Write out all of the records precisely. Skip anything that is a picture.
:: Material ::
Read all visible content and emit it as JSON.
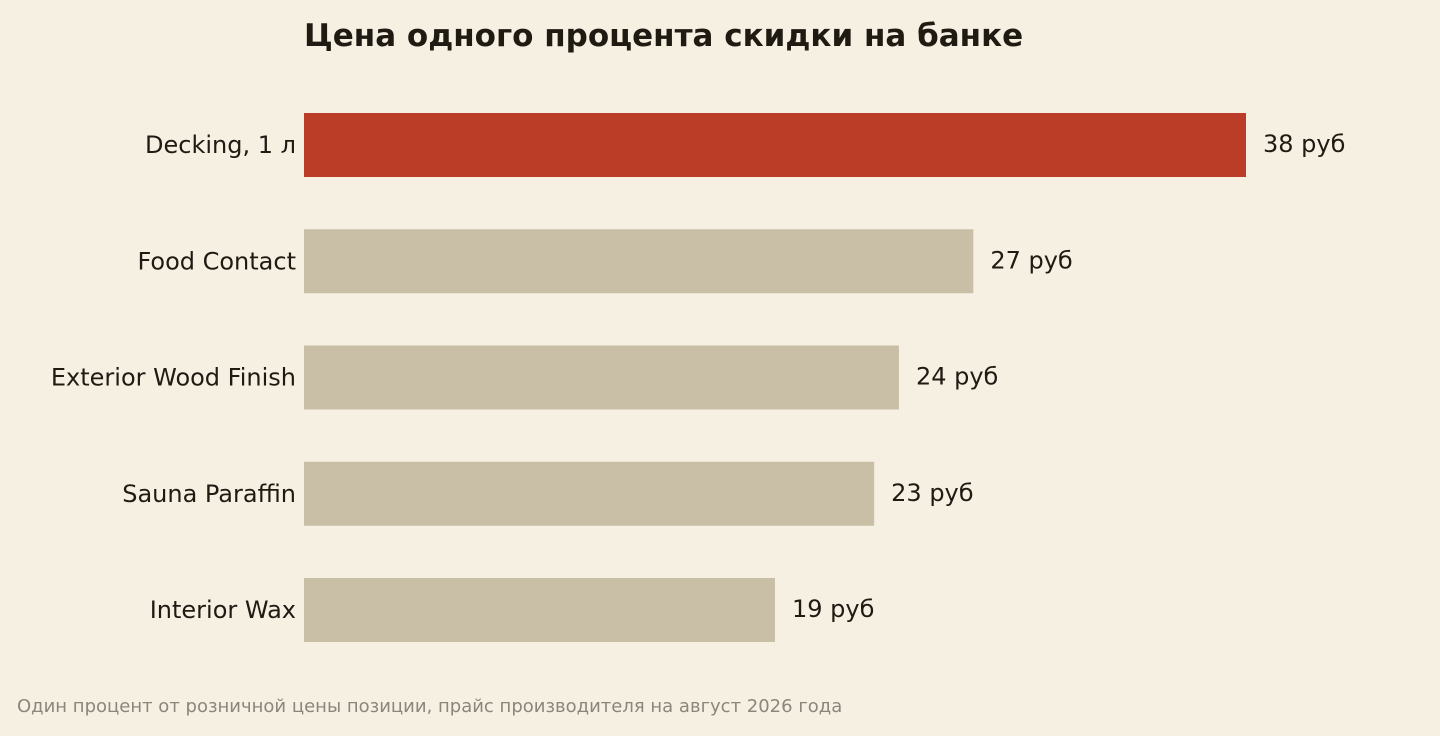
{
  "chart_data": {
    "type": "bar",
    "orientation": "horizontal",
    "title": "Цена одного процента скидки на банке",
    "footnote": "Один процент от розничной цены позиции, прайс производителя на август 2026 года",
    "categories": [
      "Decking, 1 л",
      "Food Contact",
      "Exterior Wood Finish",
      "Sauna Paraffin",
      "Interior Wax"
    ],
    "values": [
      38,
      27,
      24,
      23,
      19
    ],
    "value_labels": [
      "38 руб",
      "27 руб",
      "24 руб",
      "23 руб",
      "19 руб"
    ],
    "unit": "руб",
    "highlight_index": 0,
    "xlim": [
      0,
      38
    ],
    "grid": false,
    "legend": "none",
    "colors": {
      "highlight": "#bc3d27",
      "bar": "#c9bfa6",
      "background": "#f6f0e3",
      "text": "#1f1a12",
      "footnote": "#8b857b"
    }
  }
}
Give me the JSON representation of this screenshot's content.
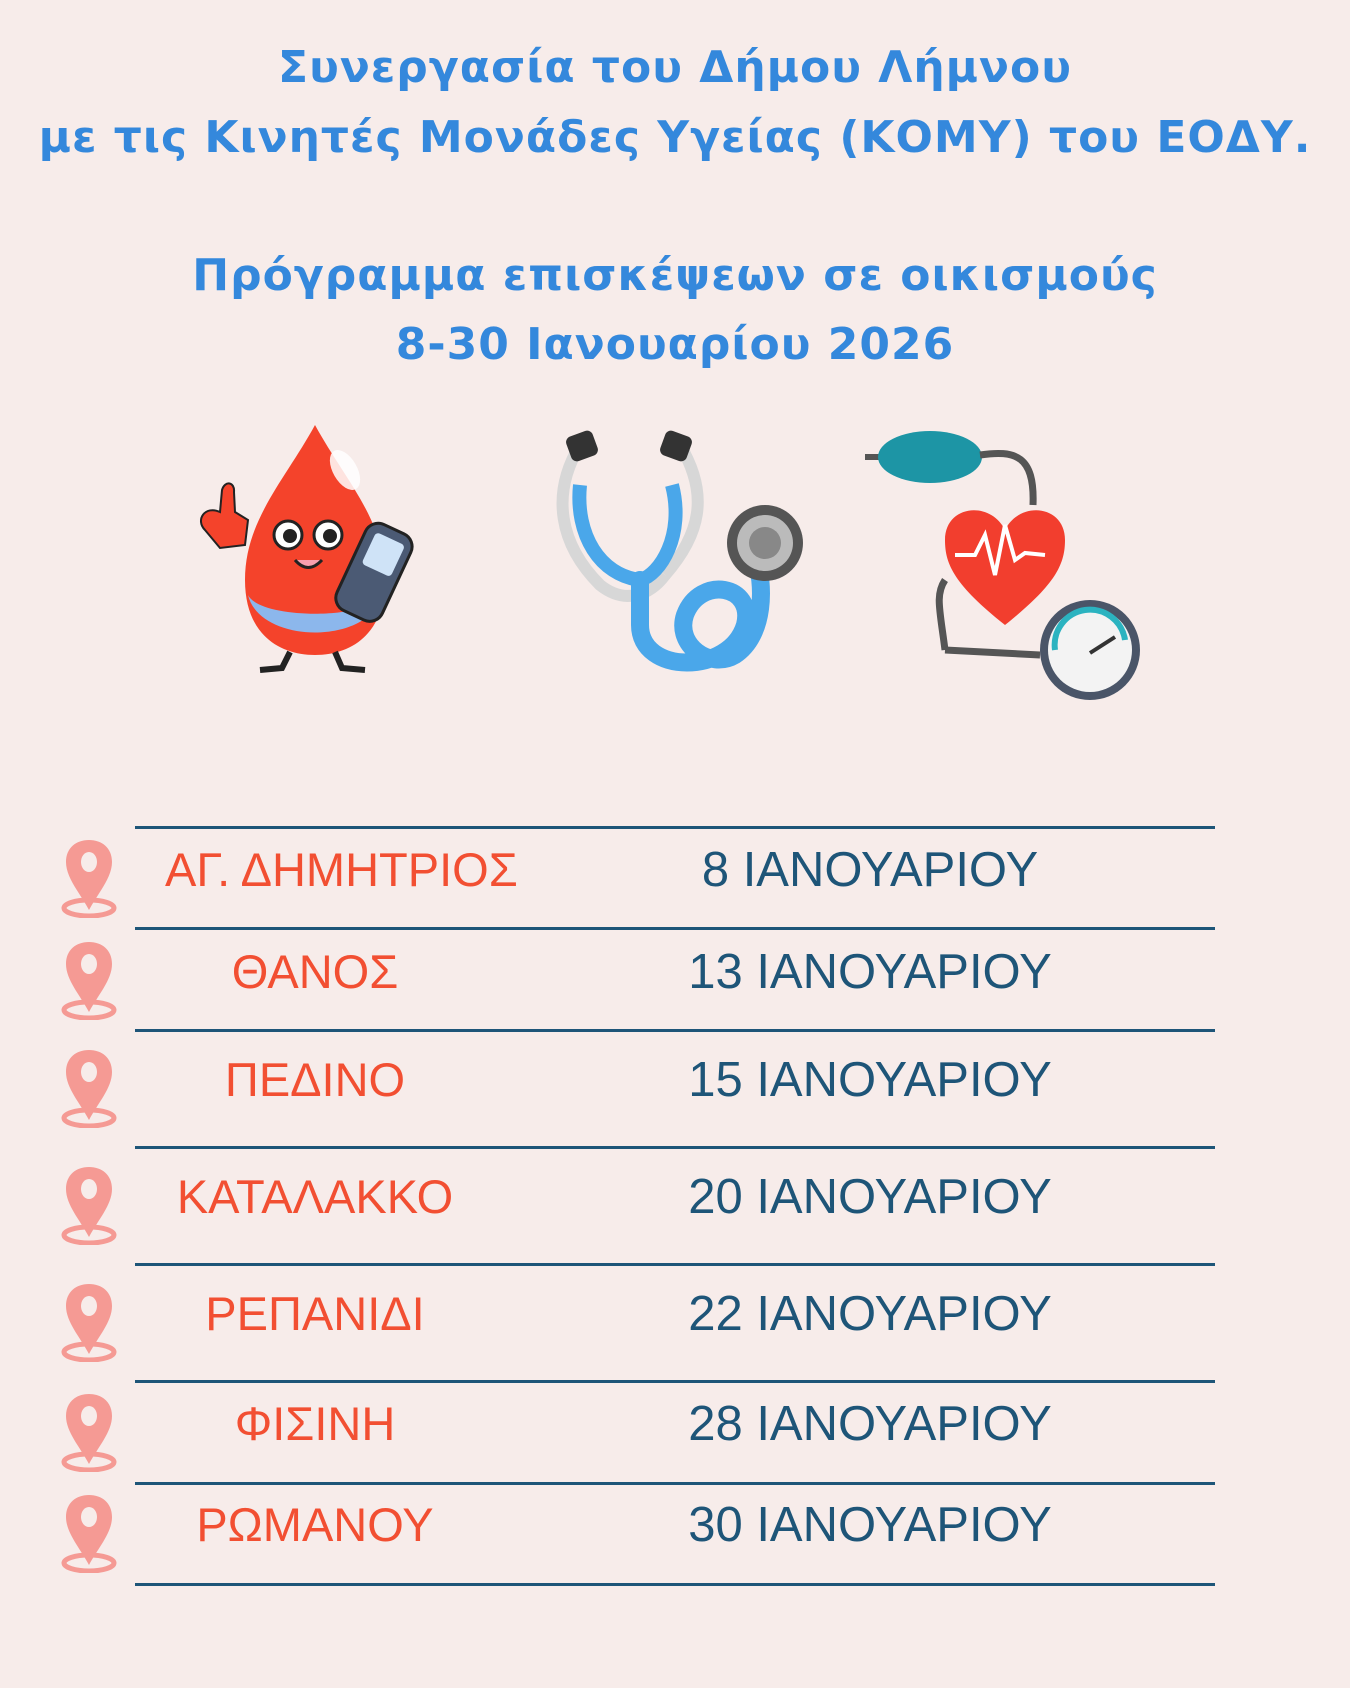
{
  "header": {
    "line1": "Συνεργασία του Δήμου Λήμνου",
    "line2": "με τις Κινητές Μονάδες Υγείας (ΚΟΜΥ) του ΕΟΔΥ.",
    "line3": "Πρόγραμμα επισκέψεων σε οικισμούς",
    "line4": "8-30 Ιανουαρίου 2026"
  },
  "illustrations": [
    "blood-drop-glucometer-icon",
    "stethoscope-icon",
    "blood-pressure-monitor-icon"
  ],
  "schedule": [
    {
      "place": "ΑΓ. ΔΗΜΗΤΡΙΟΣ",
      "date": "8 ΙΑΝΟΥΑΡΙΟΥ"
    },
    {
      "place": "ΘΑΝΟΣ",
      "date": "13 ΙΑΝΟΥΑΡΙΟΥ"
    },
    {
      "place": "ΠΕΔΙΝΟ",
      "date": "15 ΙΑΝΟΥΑΡΙΟΥ"
    },
    {
      "place": "ΚΑΤΑΛΑΚΚΟ",
      "date": "20 ΙΑΝΟΥΑΡΙΟΥ"
    },
    {
      "place": "ΡΕΠΑΝΙΔΙ",
      "date": "22 ΙΑΝΟΥΑΡΙΟΥ"
    },
    {
      "place": "ΦΙΣΙΝΗ",
      "date": "28 ΙΑΝΟΥΑΡΙΟΥ"
    },
    {
      "place": "ΡΩΜΑΝΟΥ",
      "date": "30 ΙΑΝΟΥΑΡΙΟΥ"
    }
  ],
  "colors": {
    "title": "#3488dc",
    "place": "#f24f32",
    "date": "#1e5578",
    "background": "#f7ecea",
    "pin": "#f59a94"
  }
}
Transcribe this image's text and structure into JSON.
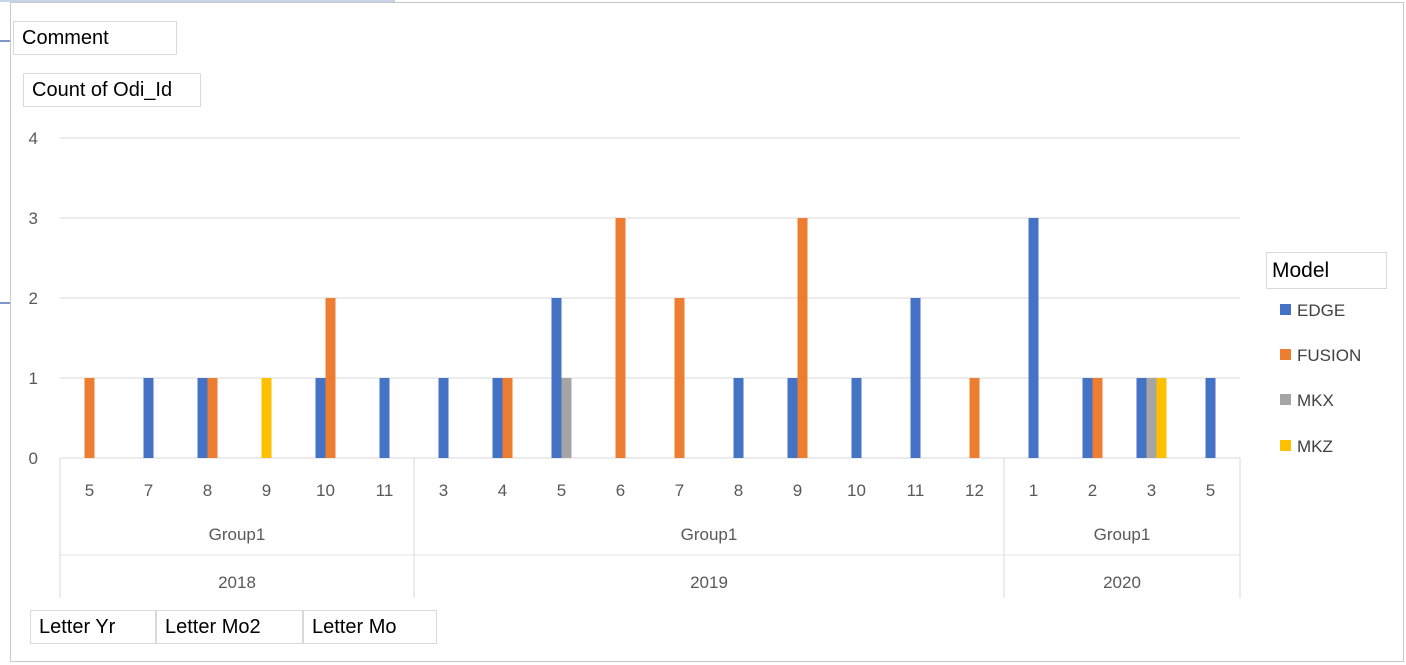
{
  "chart_data": {
    "type": "bar",
    "title": "",
    "ylabel": "",
    "xlabel": "",
    "ylim": [
      0,
      4
    ],
    "yticks": [
      0,
      1,
      2,
      3,
      4
    ],
    "grid": true,
    "legend_position": "right",
    "categories": [
      {
        "year": "2018",
        "group": "Group1",
        "month": "5"
      },
      {
        "year": "2018",
        "group": "Group1",
        "month": "7"
      },
      {
        "year": "2018",
        "group": "Group1",
        "month": "8"
      },
      {
        "year": "2018",
        "group": "Group1",
        "month": "9"
      },
      {
        "year": "2018",
        "group": "Group1",
        "month": "10"
      },
      {
        "year": "2018",
        "group": "Group1",
        "month": "11"
      },
      {
        "year": "2019",
        "group": "Group1",
        "month": "3"
      },
      {
        "year": "2019",
        "group": "Group1",
        "month": "4"
      },
      {
        "year": "2019",
        "group": "Group1",
        "month": "5"
      },
      {
        "year": "2019",
        "group": "Group1",
        "month": "6"
      },
      {
        "year": "2019",
        "group": "Group1",
        "month": "7"
      },
      {
        "year": "2019",
        "group": "Group1",
        "month": "8"
      },
      {
        "year": "2019",
        "group": "Group1",
        "month": "9"
      },
      {
        "year": "2019",
        "group": "Group1",
        "month": "10"
      },
      {
        "year": "2019",
        "group": "Group1",
        "month": "11"
      },
      {
        "year": "2019",
        "group": "Group1",
        "month": "12"
      },
      {
        "year": "2020",
        "group": "Group1",
        "month": "1"
      },
      {
        "year": "2020",
        "group": "Group1",
        "month": "2"
      },
      {
        "year": "2020",
        "group": "Group1",
        "month": "3"
      },
      {
        "year": "2020",
        "group": "Group1",
        "month": "5"
      }
    ],
    "groups": [
      {
        "year": "2018",
        "group": "Group1",
        "start": 0,
        "count": 6
      },
      {
        "year": "2019",
        "group": "Group1",
        "start": 6,
        "count": 10
      },
      {
        "year": "2020",
        "group": "Group1",
        "start": 16,
        "count": 4
      }
    ],
    "series": [
      {
        "name": "EDGE",
        "color": "#4472C4",
        "values": [
          0,
          1,
          1,
          0,
          1,
          1,
          1,
          1,
          2,
          0,
          0,
          1,
          1,
          1,
          2,
          0,
          3,
          1,
          1,
          1
        ]
      },
      {
        "name": "FUSION",
        "color": "#ED7D31",
        "values": [
          1,
          0,
          1,
          0,
          2,
          0,
          0,
          1,
          0,
          3,
          2,
          0,
          3,
          0,
          0,
          1,
          0,
          1,
          0,
          0
        ]
      },
      {
        "name": "MKX",
        "color": "#A5A5A5",
        "values": [
          0,
          0,
          0,
          0,
          0,
          0,
          0,
          0,
          1,
          0,
          0,
          0,
          0,
          0,
          0,
          0,
          0,
          0,
          1,
          0
        ]
      },
      {
        "name": "MKZ",
        "color": "#FFC000",
        "values": [
          0,
          0,
          0,
          1,
          0,
          0,
          0,
          0,
          0,
          0,
          0,
          0,
          0,
          0,
          0,
          0,
          0,
          0,
          1,
          0
        ]
      }
    ]
  },
  "pivot_fields": {
    "filter_field": "Comment",
    "value_field": "Count of Odi_Id",
    "legend_title": "Model",
    "axis_fields": [
      "Letter Yr",
      "Letter Mo2",
      "Letter Mo"
    ]
  }
}
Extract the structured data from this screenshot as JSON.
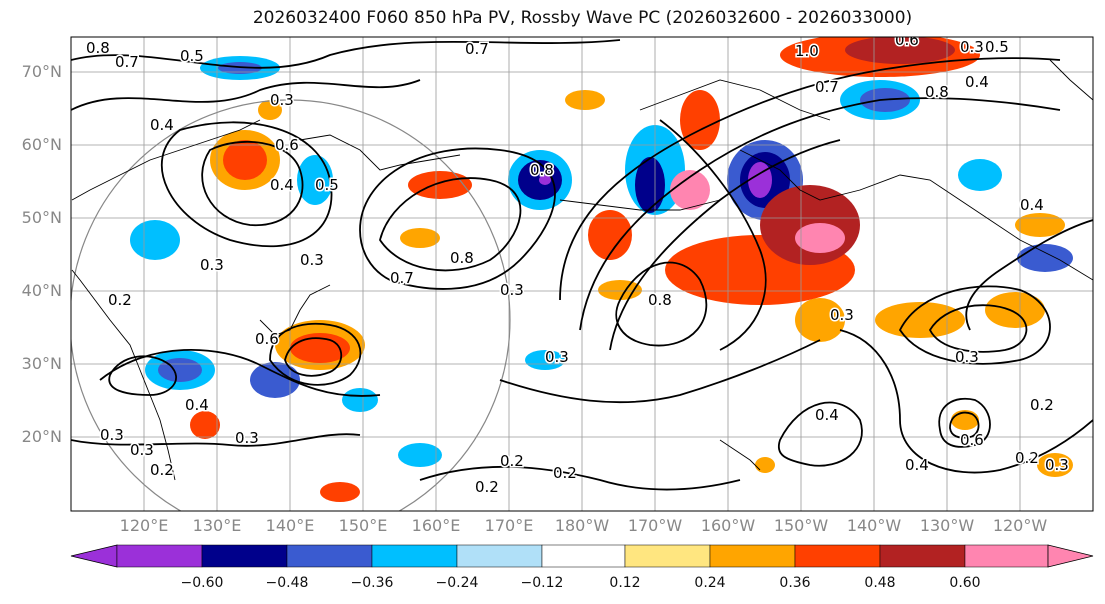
{
  "title": "2026032400 F060 850 hPa PV, Rossby Wave PC (2026032600 - 2026033000)",
  "lat_labels": [
    "70°N",
    "60°N",
    "50°N",
    "40°N",
    "30°N",
    "20°N"
  ],
  "lon_labels": [
    "120°E",
    "130°E",
    "140°E",
    "150°E",
    "160°E",
    "170°E",
    "180°W",
    "170°W",
    "160°W",
    "150°W",
    "140°W",
    "130°W",
    "120°W"
  ],
  "colorbar": {
    "ticks": [
      "−0.60",
      "−0.48",
      "−0.36",
      "−0.24",
      "−0.12",
      "0.12",
      "0.24",
      "0.36",
      "0.48",
      "0.60"
    ],
    "colors": [
      "#9b30d9",
      "#00008b",
      "#3a5bd0",
      "#00bfff",
      "#b0e0f8",
      "#ffffff",
      "#ffe680",
      "#ffa500",
      "#ff4000",
      "#b22222",
      "#ff85b0"
    ]
  },
  "contour_labels": [
    "0.8",
    "0.7",
    "0.5",
    "0.4",
    "0.7",
    "1.0",
    "0.7",
    "0.6",
    "0.4",
    "0.3",
    "0.3",
    "0.3",
    "0.7",
    "0.8",
    "0.6",
    "0.4",
    "0.2",
    "0.3",
    "0.8",
    "0.5",
    "0.3",
    "0.8",
    "0.3",
    "0.3",
    "0.4",
    "0.2",
    "0.3",
    "0.3",
    "0.4",
    "0.2",
    "0.2",
    "0.2",
    "0.2",
    "0.4",
    "0.6",
    "0.3",
    "0.3",
    "0.2",
    "0.3",
    "0.6",
    "0.5",
    "0.8",
    "0.4"
  ]
}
:::
Answer to this exercise:
Read all visible content and emit it as JSON.
{
  "chart_data": {
    "type": "bar",
    "orientation": "horizontal",
    "title": "Цена одного процента скидки на банке",
    "footnote": "Один процент от розничной цены позиции, прайс производителя на август 2026 года",
    "categories": [
      "Decking, 1 л",
      "Food Contact",
      "Exterior Wood Finish",
      "Sauna Paraffin",
      "Interior Wax"
    ],
    "values": [
      38,
      27,
      24,
      23,
      19
    ],
    "value_labels": [
      "38 руб",
      "27 руб",
      "24 руб",
      "23 руб",
      "19 руб"
    ],
    "unit": "руб",
    "highlight_index": 0,
    "xlim": [
      0,
      38
    ],
    "grid": false,
    "legend": "none",
    "colors": {
      "highlight": "#bc3d27",
      "bar": "#c9bfa6",
      "background": "#f6f0e3",
      "text": "#1f1a12",
      "footnote": "#8b857b"
    }
  }
}
Give me the JSON representation of this screenshot's content.
{
  "header": {
    "line1": "Συνεργασία του Δήμου Λήμνου",
    "line2": "με τις Κινητές Μονάδες Υγείας (ΚΟΜΥ) του ΕΟΔΥ.",
    "line3": "Πρόγραμμα επισκέψεων σε οικισμούς",
    "line4": "8-30 Ιανουαρίου 2026"
  },
  "illustrations": [
    "blood-drop-glucometer-icon",
    "stethoscope-icon",
    "blood-pressure-monitor-icon"
  ],
  "schedule": [
    {
      "place": "ΑΓ. ΔΗΜΗΤΡΙΟΣ",
      "date": "8 ΙΑΝΟΥΑΡΙΟΥ"
    },
    {
      "place": "ΘΑΝΟΣ",
      "date": "13 ΙΑΝΟΥΑΡΙΟΥ"
    },
    {
      "place": "ΠΕΔΙΝΟ",
      "date": "15 ΙΑΝΟΥΑΡΙΟΥ"
    },
    {
      "place": "ΚΑΤΑΛΑΚΚΟ",
      "date": "20 ΙΑΝΟΥΑΡΙΟΥ"
    },
    {
      "place": "ΡΕΠΑΝΙΔΙ",
      "date": "22 ΙΑΝΟΥΑΡΙΟΥ"
    },
    {
      "place": "ΦΙΣΙΝΗ",
      "date": "28 ΙΑΝΟΥΑΡΙΟΥ"
    },
    {
      "place": "ΡΩΜΑΝΟΥ",
      "date": "30 ΙΑΝΟΥΑΡΙΟΥ"
    }
  ],
  "colors": {
    "title": "#3488dc",
    "place": "#f24f32",
    "date": "#1e5578",
    "background": "#f7ecea",
    "pin": "#f59a94"
  }
}
Transcribe this image's text and structure into JSON.
{
  "chart_data": {
    "type": "bar",
    "title": "",
    "ylabel": "",
    "xlabel": "",
    "ylim": [
      0,
      4
    ],
    "yticks": [
      0,
      1,
      2,
      3,
      4
    ],
    "grid": true,
    "legend_position": "right",
    "categories": [
      {
        "year": "2018",
        "group": "Group1",
        "month": "5"
      },
      {
        "year": "2018",
        "group": "Group1",
        "month": "7"
      },
      {
        "year": "2018",
        "group": "Group1",
        "month": "8"
      },
      {
        "year": "2018",
        "group": "Group1",
        "month": "9"
      },
      {
        "year": "2018",
        "group": "Group1",
        "month": "10"
      },
      {
        "year": "2018",
        "group": "Group1",
        "month": "11"
      },
      {
        "year": "2019",
        "group": "Group1",
        "month": "3"
      },
      {
        "year": "2019",
        "group": "Group1",
        "month": "4"
      },
      {
        "year": "2019",
        "group": "Group1",
        "month": "5"
      },
      {
        "year": "2019",
        "group": "Group1",
        "month": "6"
      },
      {
        "year": "2019",
        "group": "Group1",
        "month": "7"
      },
      {
        "year": "2019",
        "group": "Group1",
        "month": "8"
      },
      {
        "year": "2019",
        "group": "Group1",
        "month": "9"
      },
      {
        "year": "2019",
        "group": "Group1",
        "month": "10"
      },
      {
        "year": "2019",
        "group": "Group1",
        "month": "11"
      },
      {
        "year": "2019",
        "group": "Group1",
        "month": "12"
      },
      {
        "year": "2020",
        "group": "Group1",
        "month": "1"
      },
      {
        "year": "2020",
        "group": "Group1",
        "month": "2"
      },
      {
        "year": "2020",
        "group": "Group1",
        "month": "3"
      },
      {
        "year": "2020",
        "group": "Group1",
        "month": "5"
      }
    ],
    "groups": [
      {
        "year": "2018",
        "group": "Group1",
        "start": 0,
        "count": 6
      },
      {
        "year": "2019",
        "group": "Group1",
        "start": 6,
        "count": 10
      },
      {
        "year": "2020",
        "group": "Group1",
        "start": 16,
        "count": 4
      }
    ],
    "series": [
      {
        "name": "EDGE",
        "color": "#4472C4",
        "values": [
          0,
          1,
          1,
          0,
          1,
          1,
          1,
          1,
          2,
          0,
          0,
          1,
          1,
          1,
          2,
          0,
          3,
          1,
          1,
          1
        ]
      },
      {
        "name": "FUSION",
        "color": "#ED7D31",
        "values": [
          1,
          0,
          1,
          0,
          2,
          0,
          0,
          1,
          0,
          3,
          2,
          0,
          3,
          0,
          0,
          1,
          0,
          1,
          0,
          0
        ]
      },
      {
        "name": "MKX",
        "color": "#A5A5A5",
        "values": [
          0,
          0,
          0,
          0,
          0,
          0,
          0,
          0,
          1,
          0,
          0,
          0,
          0,
          0,
          0,
          0,
          0,
          0,
          1,
          0
        ]
      },
      {
        "name": "MKZ",
        "color": "#FFC000",
        "values": [
          0,
          0,
          0,
          1,
          0,
          0,
          0,
          0,
          0,
          0,
          0,
          0,
          0,
          0,
          0,
          0,
          0,
          0,
          1,
          0
        ]
      }
    ]
  },
  "pivot_fields": {
    "filter_field": "Comment",
    "value_field": "Count of Odi_Id",
    "legend_title": "Model",
    "axis_fields": [
      "Letter Yr",
      "Letter Mo2",
      "Letter Mo"
    ]
  }
}
Extract the structured data from this screenshot as JSON.
{
  "title": "2026032400 F060 850 hPa PV, Rossby Wave PC (2026032600 - 2026033000)",
  "lat_labels": [
    "70°N",
    "60°N",
    "50°N",
    "40°N",
    "30°N",
    "20°N"
  ],
  "lon_labels": [
    "120°E",
    "130°E",
    "140°E",
    "150°E",
    "160°E",
    "170°E",
    "180°W",
    "170°W",
    "160°W",
    "150°W",
    "140°W",
    "130°W",
    "120°W"
  ],
  "colorbar": {
    "ticks": [
      "−0.60",
      "−0.48",
      "−0.36",
      "−0.24",
      "−0.12",
      "0.12",
      "0.24",
      "0.36",
      "0.48",
      "0.60"
    ],
    "colors": [
      "#9b30d9",
      "#00008b",
      "#3a5bd0",
      "#00bfff",
      "#b0e0f8",
      "#ffffff",
      "#ffe680",
      "#ffa500",
      "#ff4000",
      "#b22222",
      "#ff85b0"
    ]
  },
  "contour_labels": [
    "0.8",
    "0.7",
    "0.5",
    "0.4",
    "0.7",
    "1.0",
    "0.7",
    "0.6",
    "0.4",
    "0.3",
    "0.3",
    "0.3",
    "0.7",
    "0.8",
    "0.6",
    "0.4",
    "0.2",
    "0.3",
    "0.8",
    "0.5",
    "0.3",
    "0.8",
    "0.3",
    "0.3",
    "0.4",
    "0.2",
    "0.3",
    "0.3",
    "0.4",
    "0.2",
    "0.2",
    "0.2",
    "0.2",
    "0.4",
    "0.6",
    "0.3",
    "0.3",
    "0.2",
    "0.3",
    "0.6",
    "0.5",
    "0.8",
    "0.4"
  ]
}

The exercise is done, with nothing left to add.